start TASK MATERIAL

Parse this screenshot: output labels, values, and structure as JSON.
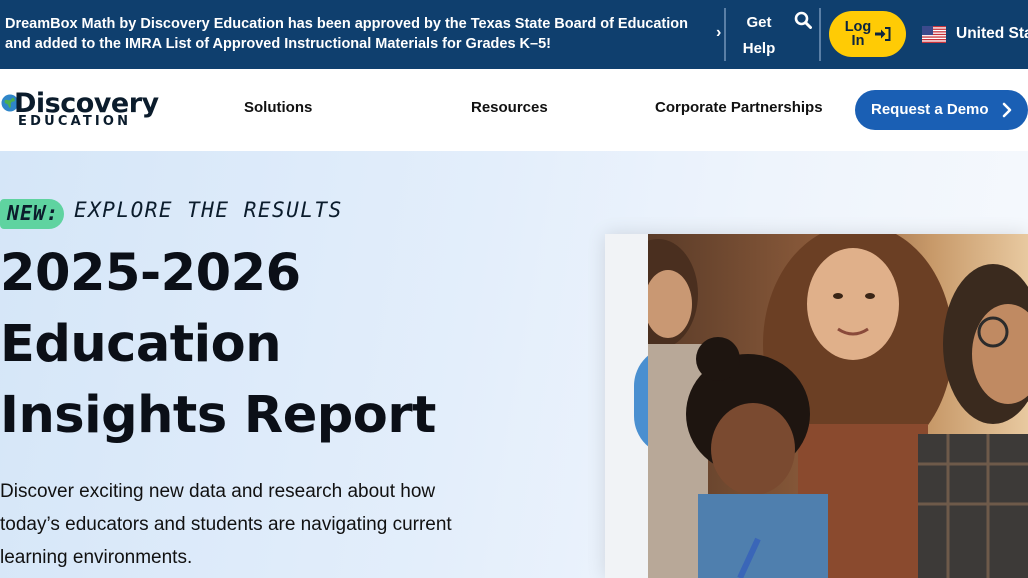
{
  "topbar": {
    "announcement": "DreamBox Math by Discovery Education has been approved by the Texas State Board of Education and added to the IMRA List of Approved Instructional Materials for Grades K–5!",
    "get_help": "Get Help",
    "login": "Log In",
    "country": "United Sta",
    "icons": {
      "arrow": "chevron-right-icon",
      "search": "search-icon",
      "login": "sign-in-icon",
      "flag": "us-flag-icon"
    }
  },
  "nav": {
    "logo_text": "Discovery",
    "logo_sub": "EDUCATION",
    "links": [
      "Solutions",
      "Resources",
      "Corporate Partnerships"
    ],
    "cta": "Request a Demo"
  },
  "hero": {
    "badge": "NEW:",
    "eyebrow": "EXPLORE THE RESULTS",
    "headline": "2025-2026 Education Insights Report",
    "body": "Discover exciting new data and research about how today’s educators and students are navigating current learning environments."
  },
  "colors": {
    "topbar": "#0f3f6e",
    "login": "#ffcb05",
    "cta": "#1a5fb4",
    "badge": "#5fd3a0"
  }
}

end TASK MATERIAL
start TASK MATERIAL

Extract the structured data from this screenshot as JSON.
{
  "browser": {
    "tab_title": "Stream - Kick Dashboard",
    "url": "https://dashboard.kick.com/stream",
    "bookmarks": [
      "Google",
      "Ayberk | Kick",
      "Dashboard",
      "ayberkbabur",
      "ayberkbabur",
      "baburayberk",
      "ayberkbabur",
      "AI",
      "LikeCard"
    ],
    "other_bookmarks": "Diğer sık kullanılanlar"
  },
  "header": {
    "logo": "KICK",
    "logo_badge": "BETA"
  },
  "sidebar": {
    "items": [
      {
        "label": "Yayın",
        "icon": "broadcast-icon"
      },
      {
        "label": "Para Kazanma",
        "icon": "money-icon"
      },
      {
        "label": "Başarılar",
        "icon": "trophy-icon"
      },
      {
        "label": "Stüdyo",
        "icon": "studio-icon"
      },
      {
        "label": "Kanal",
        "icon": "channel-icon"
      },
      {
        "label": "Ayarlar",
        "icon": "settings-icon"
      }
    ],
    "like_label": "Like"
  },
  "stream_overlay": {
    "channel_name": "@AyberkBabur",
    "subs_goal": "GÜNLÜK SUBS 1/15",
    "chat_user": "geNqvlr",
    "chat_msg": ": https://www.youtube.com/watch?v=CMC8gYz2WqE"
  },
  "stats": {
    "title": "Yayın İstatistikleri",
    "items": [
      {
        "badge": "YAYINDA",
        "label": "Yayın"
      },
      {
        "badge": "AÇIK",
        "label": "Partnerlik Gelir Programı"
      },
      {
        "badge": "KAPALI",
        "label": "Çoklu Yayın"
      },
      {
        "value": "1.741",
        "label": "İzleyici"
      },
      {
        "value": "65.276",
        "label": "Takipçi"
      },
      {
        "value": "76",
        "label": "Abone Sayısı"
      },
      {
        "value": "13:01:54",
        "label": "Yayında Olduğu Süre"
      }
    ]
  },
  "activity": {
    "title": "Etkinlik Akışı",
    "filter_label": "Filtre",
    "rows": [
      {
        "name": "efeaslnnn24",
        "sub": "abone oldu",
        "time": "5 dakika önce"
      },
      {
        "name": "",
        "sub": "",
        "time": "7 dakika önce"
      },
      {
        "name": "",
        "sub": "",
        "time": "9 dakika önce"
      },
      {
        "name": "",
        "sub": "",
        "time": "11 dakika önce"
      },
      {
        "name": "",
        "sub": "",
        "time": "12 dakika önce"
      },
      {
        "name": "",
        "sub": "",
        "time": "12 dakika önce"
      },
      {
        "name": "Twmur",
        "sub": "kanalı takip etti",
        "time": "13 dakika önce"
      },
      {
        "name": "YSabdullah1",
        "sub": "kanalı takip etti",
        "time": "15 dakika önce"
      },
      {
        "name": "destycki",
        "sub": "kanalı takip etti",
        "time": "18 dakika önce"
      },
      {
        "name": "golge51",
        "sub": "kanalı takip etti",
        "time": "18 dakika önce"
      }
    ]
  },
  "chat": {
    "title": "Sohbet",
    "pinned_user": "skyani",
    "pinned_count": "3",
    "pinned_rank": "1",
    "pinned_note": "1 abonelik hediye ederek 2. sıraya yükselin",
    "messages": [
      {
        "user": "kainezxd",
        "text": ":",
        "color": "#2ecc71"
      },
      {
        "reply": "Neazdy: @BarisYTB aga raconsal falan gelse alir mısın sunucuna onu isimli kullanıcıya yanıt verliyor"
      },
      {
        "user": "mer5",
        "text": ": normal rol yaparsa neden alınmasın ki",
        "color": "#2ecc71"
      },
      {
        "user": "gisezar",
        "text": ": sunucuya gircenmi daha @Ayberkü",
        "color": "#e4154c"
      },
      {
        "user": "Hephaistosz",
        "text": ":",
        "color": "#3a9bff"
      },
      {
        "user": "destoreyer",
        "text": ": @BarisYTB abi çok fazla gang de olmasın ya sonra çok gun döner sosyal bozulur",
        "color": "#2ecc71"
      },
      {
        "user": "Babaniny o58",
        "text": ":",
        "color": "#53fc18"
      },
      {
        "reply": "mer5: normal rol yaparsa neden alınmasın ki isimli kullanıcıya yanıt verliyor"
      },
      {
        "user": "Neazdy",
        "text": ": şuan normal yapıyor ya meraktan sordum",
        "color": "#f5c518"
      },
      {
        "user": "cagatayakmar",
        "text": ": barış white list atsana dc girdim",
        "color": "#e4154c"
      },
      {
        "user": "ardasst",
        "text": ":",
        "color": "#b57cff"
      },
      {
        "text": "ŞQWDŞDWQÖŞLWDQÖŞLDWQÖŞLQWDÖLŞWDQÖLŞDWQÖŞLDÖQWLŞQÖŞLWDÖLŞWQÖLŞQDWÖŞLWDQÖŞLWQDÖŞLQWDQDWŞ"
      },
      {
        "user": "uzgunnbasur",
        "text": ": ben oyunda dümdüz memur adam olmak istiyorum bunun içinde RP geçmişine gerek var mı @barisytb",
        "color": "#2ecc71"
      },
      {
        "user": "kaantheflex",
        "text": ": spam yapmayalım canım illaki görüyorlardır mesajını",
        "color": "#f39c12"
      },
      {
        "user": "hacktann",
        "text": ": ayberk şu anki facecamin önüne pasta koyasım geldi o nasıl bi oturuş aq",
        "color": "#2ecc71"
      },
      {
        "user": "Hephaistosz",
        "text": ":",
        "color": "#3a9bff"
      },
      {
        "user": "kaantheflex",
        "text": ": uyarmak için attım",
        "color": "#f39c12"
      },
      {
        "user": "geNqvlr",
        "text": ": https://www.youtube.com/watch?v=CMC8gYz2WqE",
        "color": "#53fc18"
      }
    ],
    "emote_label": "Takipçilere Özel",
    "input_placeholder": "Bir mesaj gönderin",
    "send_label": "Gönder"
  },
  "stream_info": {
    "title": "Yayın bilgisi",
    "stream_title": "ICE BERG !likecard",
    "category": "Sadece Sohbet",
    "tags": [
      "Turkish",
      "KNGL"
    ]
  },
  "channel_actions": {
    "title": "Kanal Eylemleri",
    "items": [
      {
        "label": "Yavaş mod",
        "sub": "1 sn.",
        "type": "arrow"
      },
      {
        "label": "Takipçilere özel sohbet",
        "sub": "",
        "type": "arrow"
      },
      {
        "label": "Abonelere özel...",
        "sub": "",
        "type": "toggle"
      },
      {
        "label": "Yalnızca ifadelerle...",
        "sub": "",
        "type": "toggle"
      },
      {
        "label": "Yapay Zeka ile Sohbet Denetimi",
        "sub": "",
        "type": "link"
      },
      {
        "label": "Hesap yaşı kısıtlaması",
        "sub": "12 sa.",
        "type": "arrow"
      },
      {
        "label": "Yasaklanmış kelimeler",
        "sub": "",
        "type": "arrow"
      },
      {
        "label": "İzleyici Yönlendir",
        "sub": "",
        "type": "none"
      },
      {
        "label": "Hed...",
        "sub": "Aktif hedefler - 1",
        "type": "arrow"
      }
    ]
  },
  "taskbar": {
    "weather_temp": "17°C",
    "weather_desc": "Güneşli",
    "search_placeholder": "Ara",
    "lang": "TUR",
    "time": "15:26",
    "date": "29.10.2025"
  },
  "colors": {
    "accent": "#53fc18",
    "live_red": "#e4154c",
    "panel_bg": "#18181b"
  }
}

end TASK MATERIAL

Identify and copy all lines with the word "İzleyici".

        "label": "İzleyici"
        "label": "İzleyici Yönlendir",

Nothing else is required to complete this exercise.